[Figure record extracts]
------------------------------------

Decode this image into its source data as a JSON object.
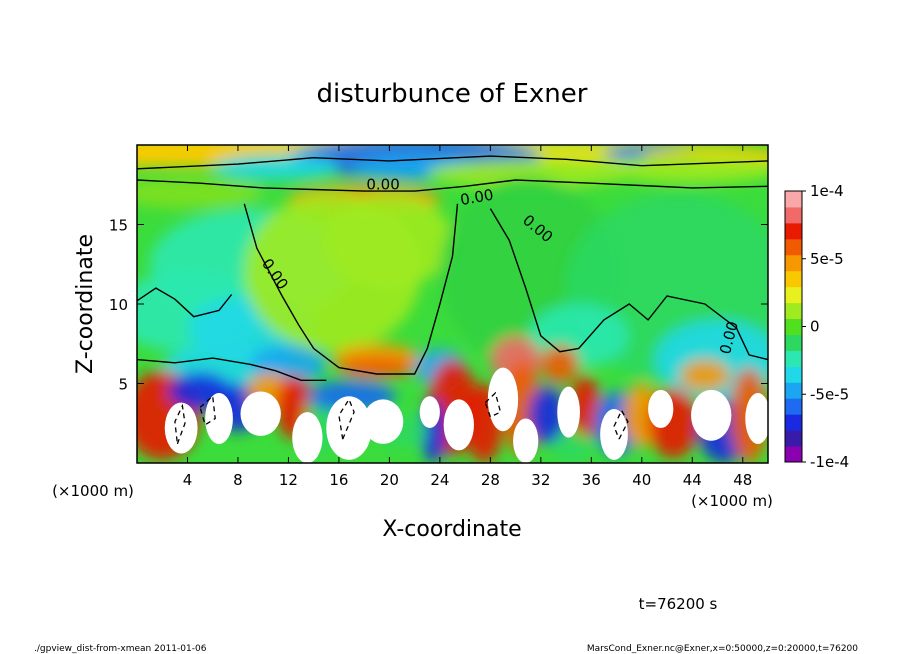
{
  "chart_data": {
    "type": "heatmap",
    "title": "disturbunce of Exner",
    "xlabel": "X-coordinate",
    "ylabel": "Z-coordinate",
    "x_unit": "(×1000 m)",
    "y_unit": "(×1000 m)",
    "xlim": [
      0,
      50
    ],
    "ylim": [
      0,
      20
    ],
    "x_ticks": [
      4,
      8,
      12,
      16,
      20,
      24,
      28,
      32,
      36,
      40,
      44,
      48
    ],
    "y_ticks": [
      5,
      10,
      15
    ],
    "colorbar": {
      "range": [
        -0.0001,
        0.0001
      ],
      "tick_labels": [
        "1e-4",
        "5e-5",
        "0",
        "-5e-5",
        "-1e-4"
      ],
      "tick_values": [
        0.0001,
        5e-05,
        0,
        -5e-05,
        -0.0001
      ],
      "colors": [
        "#8b00b0",
        "#3a1aa8",
        "#1a2ae0",
        "#1e6af0",
        "#1aa6f0",
        "#20d8e8",
        "#2ce8b0",
        "#2cd860",
        "#50e020",
        "#a0ea20",
        "#e8f020",
        "#f8c800",
        "#f89800",
        "#f05a00",
        "#e81a00",
        "#f06a6a",
        "#f8a8a8"
      ]
    },
    "contour_labels": [
      "0.00",
      "0.00",
      "0.00",
      "0.00",
      "0.00"
    ],
    "time_label": "t=76200 s",
    "footer_left": "./gpview_dist-from-xmean  2011-01-06",
    "footer_right": "MarsCond_Exner.nc@Exner,x=0:50000,z=0:20000,t=76200"
  }
}
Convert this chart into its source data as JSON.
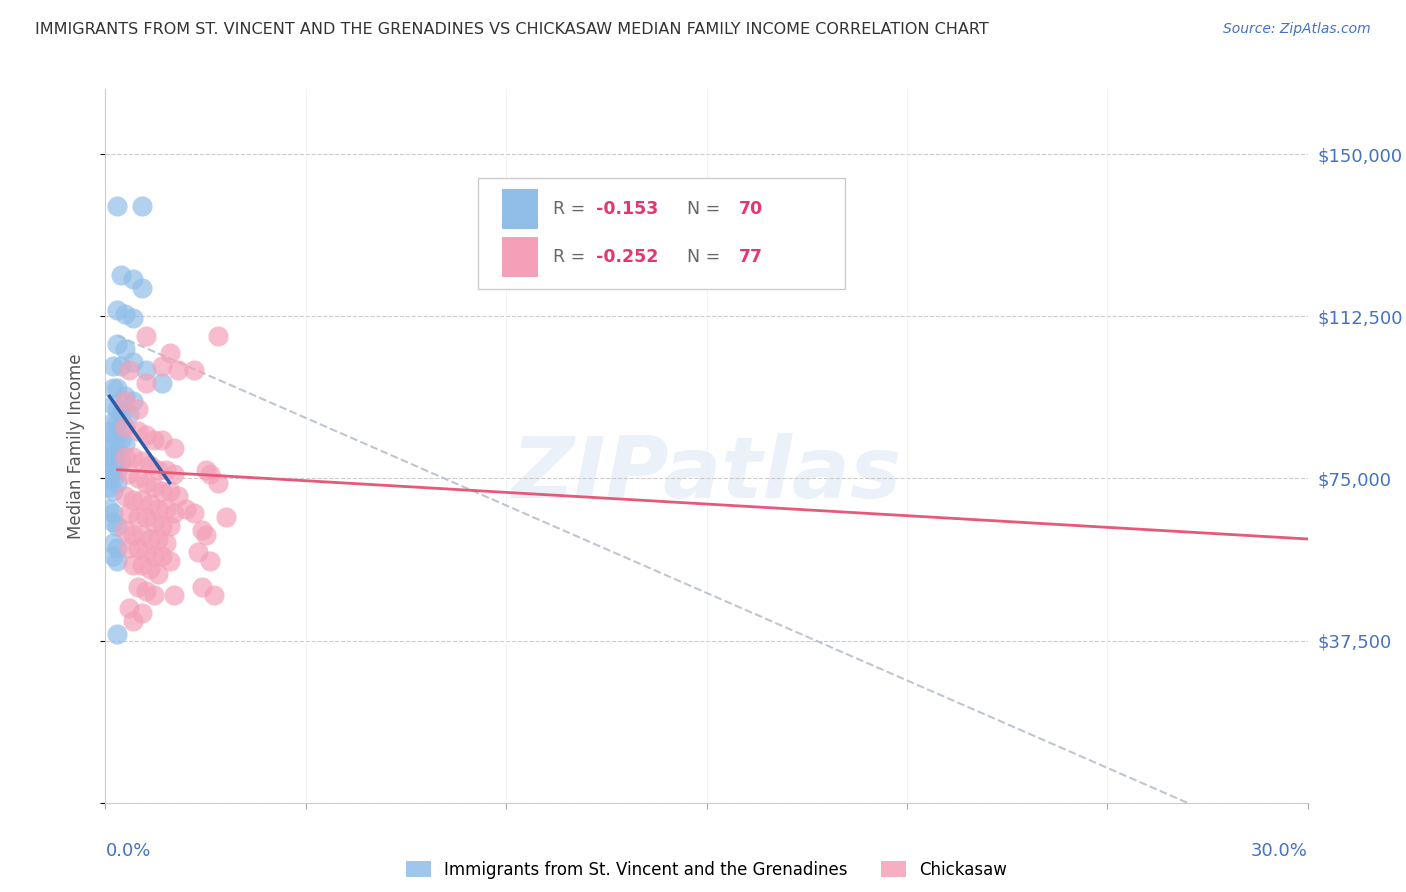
{
  "title": "IMMIGRANTS FROM ST. VINCENT AND THE GRENADINES VS CHICKASAW MEDIAN FAMILY INCOME CORRELATION CHART",
  "source": "Source: ZipAtlas.com",
  "ylabel": "Median Family Income",
  "y_ticks": [
    0,
    37500,
    75000,
    112500,
    150000
  ],
  "y_tick_labels": [
    "",
    "$37,500",
    "$75,000",
    "$112,500",
    "$150,000"
  ],
  "xlim": [
    0.0,
    0.3
  ],
  "ylim": [
    0,
    165000
  ],
  "blue_color": "#90BEE8",
  "pink_color": "#F4A0B8",
  "blue_line_color": "#2B5BA8",
  "pink_line_color": "#E85878",
  "dashed_line_color": "#B8C0CC",
  "background_color": "#FFFFFF",
  "right_label_color": "#4472C4",
  "blue_line": [
    [
      0.001,
      94000
    ],
    [
      0.016,
      74000
    ]
  ],
  "pink_line": [
    [
      0.003,
      77000
    ],
    [
      0.3,
      61000
    ]
  ],
  "dashed_line": [
    [
      0.003,
      108000
    ],
    [
      0.27,
      0
    ]
  ],
  "blue_scatter": [
    [
      0.003,
      138000
    ],
    [
      0.009,
      138000
    ],
    [
      0.004,
      122000
    ],
    [
      0.007,
      121000
    ],
    [
      0.009,
      119000
    ],
    [
      0.003,
      114000
    ],
    [
      0.005,
      113000
    ],
    [
      0.007,
      112000
    ],
    [
      0.003,
      106000
    ],
    [
      0.005,
      105000
    ],
    [
      0.002,
      101000
    ],
    [
      0.004,
      101000
    ],
    [
      0.007,
      102000
    ],
    [
      0.01,
      100000
    ],
    [
      0.014,
      97000
    ],
    [
      0.002,
      96000
    ],
    [
      0.003,
      96000
    ],
    [
      0.005,
      94000
    ],
    [
      0.007,
      93000
    ],
    [
      0.002,
      92000
    ],
    [
      0.003,
      91000
    ],
    [
      0.004,
      90000
    ],
    [
      0.006,
      90000
    ],
    [
      0.002,
      88000
    ],
    [
      0.003,
      88000
    ],
    [
      0.004,
      87000
    ],
    [
      0.001,
      86000
    ],
    [
      0.002,
      85000
    ],
    [
      0.003,
      85000
    ],
    [
      0.004,
      84000
    ],
    [
      0.005,
      83000
    ],
    [
      0.001,
      82000
    ],
    [
      0.002,
      82000
    ],
    [
      0.003,
      81000
    ],
    [
      0.001,
      80000
    ],
    [
      0.002,
      80000
    ],
    [
      0.003,
      79000
    ],
    [
      0.004,
      79000
    ],
    [
      0.001,
      78000
    ],
    [
      0.002,
      77000
    ],
    [
      0.003,
      77000
    ],
    [
      0.001,
      75000
    ],
    [
      0.002,
      75000
    ],
    [
      0.003,
      74000
    ],
    [
      0.001,
      73000
    ],
    [
      0.002,
      72000
    ],
    [
      0.001,
      68000
    ],
    [
      0.002,
      67000
    ],
    [
      0.002,
      65000
    ],
    [
      0.003,
      64000
    ],
    [
      0.002,
      60000
    ],
    [
      0.003,
      59000
    ],
    [
      0.002,
      57000
    ],
    [
      0.003,
      56000
    ],
    [
      0.003,
      39000
    ]
  ],
  "pink_scatter": [
    [
      0.006,
      100000
    ],
    [
      0.01,
      97000
    ],
    [
      0.005,
      93000
    ],
    [
      0.008,
      91000
    ],
    [
      0.01,
      108000
    ],
    [
      0.016,
      104000
    ],
    [
      0.018,
      100000
    ],
    [
      0.022,
      100000
    ],
    [
      0.014,
      101000
    ],
    [
      0.028,
      108000
    ],
    [
      0.005,
      87000
    ],
    [
      0.008,
      86000
    ],
    [
      0.01,
      85000
    ],
    [
      0.012,
      84000
    ],
    [
      0.014,
      84000
    ],
    [
      0.017,
      82000
    ],
    [
      0.005,
      80000
    ],
    [
      0.007,
      80000
    ],
    [
      0.009,
      79000
    ],
    [
      0.011,
      78000
    ],
    [
      0.013,
      77000
    ],
    [
      0.015,
      77000
    ],
    [
      0.017,
      76000
    ],
    [
      0.006,
      76000
    ],
    [
      0.008,
      75000
    ],
    [
      0.01,
      74000
    ],
    [
      0.012,
      73000
    ],
    [
      0.014,
      72000
    ],
    [
      0.016,
      72000
    ],
    [
      0.018,
      71000
    ],
    [
      0.005,
      71000
    ],
    [
      0.007,
      70000
    ],
    [
      0.009,
      70000
    ],
    [
      0.011,
      69000
    ],
    [
      0.013,
      68000
    ],
    [
      0.015,
      68000
    ],
    [
      0.017,
      67000
    ],
    [
      0.006,
      67000
    ],
    [
      0.008,
      66000
    ],
    [
      0.01,
      66000
    ],
    [
      0.012,
      65000
    ],
    [
      0.014,
      64000
    ],
    [
      0.016,
      64000
    ],
    [
      0.005,
      63000
    ],
    [
      0.007,
      62000
    ],
    [
      0.009,
      62000
    ],
    [
      0.011,
      61000
    ],
    [
      0.013,
      61000
    ],
    [
      0.015,
      60000
    ],
    [
      0.006,
      59000
    ],
    [
      0.008,
      59000
    ],
    [
      0.01,
      58000
    ],
    [
      0.012,
      57000
    ],
    [
      0.014,
      57000
    ],
    [
      0.016,
      56000
    ],
    [
      0.007,
      55000
    ],
    [
      0.009,
      55000
    ],
    [
      0.011,
      54000
    ],
    [
      0.013,
      53000
    ],
    [
      0.008,
      50000
    ],
    [
      0.01,
      49000
    ],
    [
      0.012,
      48000
    ],
    [
      0.017,
      48000
    ],
    [
      0.006,
      45000
    ],
    [
      0.009,
      44000
    ],
    [
      0.007,
      42000
    ],
    [
      0.025,
      77000
    ],
    [
      0.026,
      76000
    ],
    [
      0.028,
      74000
    ],
    [
      0.02,
      68000
    ],
    [
      0.022,
      67000
    ],
    [
      0.024,
      63000
    ],
    [
      0.025,
      62000
    ],
    [
      0.023,
      58000
    ],
    [
      0.026,
      56000
    ],
    [
      0.03,
      66000
    ],
    [
      0.024,
      50000
    ],
    [
      0.027,
      48000
    ]
  ]
}
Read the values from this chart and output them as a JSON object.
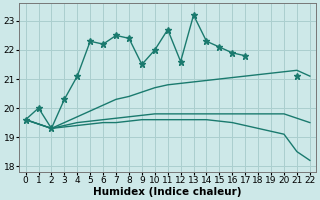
{
  "x": [
    0,
    1,
    2,
    3,
    4,
    5,
    6,
    7,
    8,
    9,
    10,
    11,
    12,
    13,
    14,
    15,
    16,
    17,
    18,
    19,
    20,
    21,
    22
  ],
  "jagged_line": {
    "x": [
      0,
      1,
      2,
      3,
      4,
      5,
      6,
      7,
      8,
      9,
      10,
      11,
      12,
      13,
      14,
      15,
      16,
      17,
      18,
      19,
      20,
      21
    ],
    "y": [
      19.6,
      20.0,
      19.3,
      20.3,
      21.1,
      22.3,
      22.2,
      22.5,
      22.4,
      21.5,
      22.0,
      22.7,
      21.6,
      23.2,
      22.3,
      22.1,
      21.9,
      21.8,
      null,
      null,
      null,
      21.1
    ]
  },
  "smooth_rise": {
    "x": [
      0,
      2,
      3,
      4,
      5,
      6,
      7,
      8,
      9,
      10,
      11,
      12,
      13,
      14,
      15,
      16,
      17,
      18,
      19,
      20,
      21,
      22
    ],
    "y": [
      19.6,
      19.3,
      19.5,
      19.7,
      19.9,
      20.1,
      20.3,
      20.4,
      20.55,
      20.7,
      20.8,
      20.85,
      20.9,
      20.95,
      21.0,
      21.05,
      21.1,
      21.15,
      21.2,
      21.25,
      21.3,
      21.1
    ]
  },
  "flat_line": {
    "x": [
      0,
      2,
      3,
      4,
      5,
      6,
      7,
      8,
      9,
      10,
      11,
      12,
      13,
      14,
      15,
      16,
      17,
      18,
      19,
      20,
      21,
      22
    ],
    "y": [
      19.6,
      19.3,
      19.4,
      19.5,
      19.55,
      19.6,
      19.65,
      19.7,
      19.75,
      19.8,
      19.8,
      19.8,
      19.8,
      19.8,
      19.8,
      19.8,
      19.8,
      19.8,
      19.8,
      19.8,
      19.65,
      19.5
    ]
  },
  "drop_line": {
    "x": [
      0,
      2,
      3,
      4,
      5,
      6,
      7,
      8,
      9,
      10,
      11,
      12,
      13,
      14,
      15,
      16,
      17,
      18,
      19,
      20,
      21,
      22
    ],
    "y": [
      19.6,
      19.3,
      19.35,
      19.4,
      19.45,
      19.5,
      19.5,
      19.55,
      19.6,
      19.6,
      19.6,
      19.6,
      19.6,
      19.6,
      19.55,
      19.5,
      19.4,
      19.3,
      19.2,
      19.1,
      18.5,
      18.2
    ]
  },
  "color": "#1a7a6e",
  "bg_color": "#cde8e8",
  "grid_color": "#aacece",
  "xlabel": "Humidex (Indice chaleur)",
  "ylim": [
    17.8,
    23.6
  ],
  "xlim": [
    -0.5,
    22.5
  ],
  "yticks": [
    18,
    19,
    20,
    21,
    22,
    23
  ],
  "xticks": [
    0,
    1,
    2,
    3,
    4,
    5,
    6,
    7,
    8,
    9,
    10,
    11,
    12,
    13,
    14,
    15,
    16,
    17,
    18,
    19,
    20,
    21,
    22
  ],
  "marker": "*",
  "markersize": 4.5
}
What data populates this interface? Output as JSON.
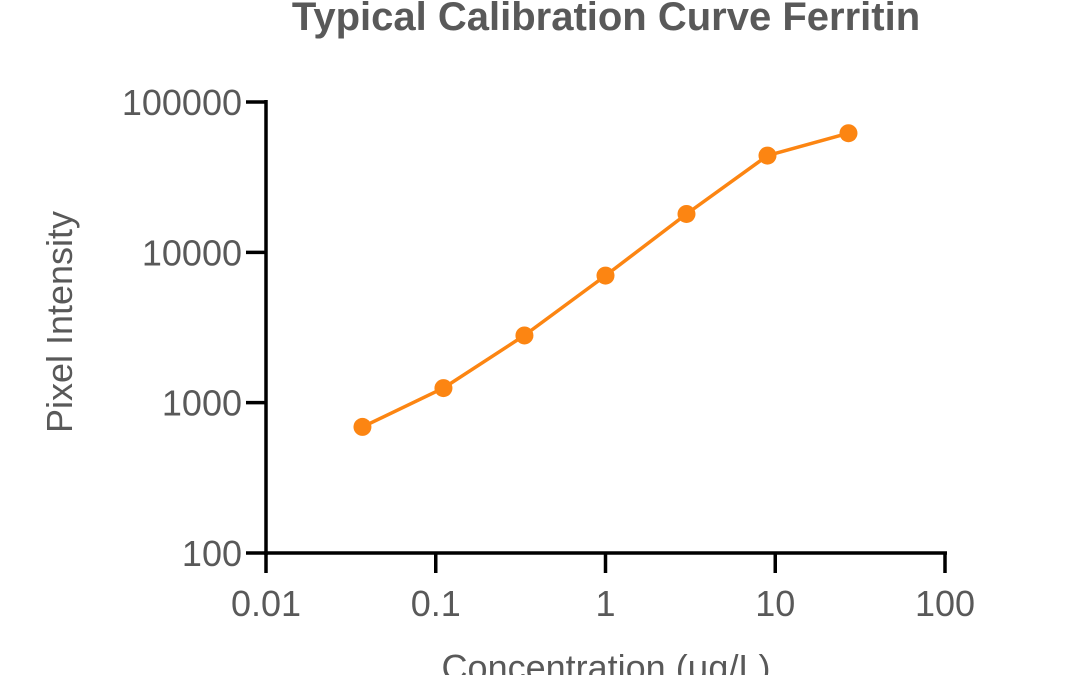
{
  "chart_data": {
    "type": "line",
    "title": "Typical Calibration Curve Ferritin",
    "xlabel": "Concentration (μg/L)",
    "ylabel": "Pixel Intensity",
    "x_scale": "log",
    "y_scale": "log",
    "xlim": [
      0.01,
      100
    ],
    "ylim": [
      100,
      100000
    ],
    "x_ticks": [
      "0.01",
      "0.1",
      "1",
      "10",
      "100"
    ],
    "y_ticks": [
      "100",
      "1000",
      "10000",
      "100000"
    ],
    "grid": false,
    "series": [
      {
        "color": "#fc8512",
        "marker": "circle",
        "points": [
          {
            "x": 0.037,
            "y": 690
          },
          {
            "x": 0.111,
            "y": 1250
          },
          {
            "x": 0.333,
            "y": 2800
          },
          {
            "x": 1.0,
            "y": 7000
          },
          {
            "x": 3.0,
            "y": 18000
          },
          {
            "x": 9.0,
            "y": 44000
          },
          {
            "x": 27.0,
            "y": 62000
          }
        ]
      }
    ]
  }
}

------------------------------------

* _Exercise_: Copy every line of the records above that contains "title".

* _Exercise solution_:
    "title": "disturbunce of Exner",
  "title": "IMMIGRANTS FROM ST. VINCENT AND THE GRENADINES VS CHICKASAW MEDIAN FAMILY INCOME CORRELATION CHART",
    "title": "Typical Calibration Curve Ferritin",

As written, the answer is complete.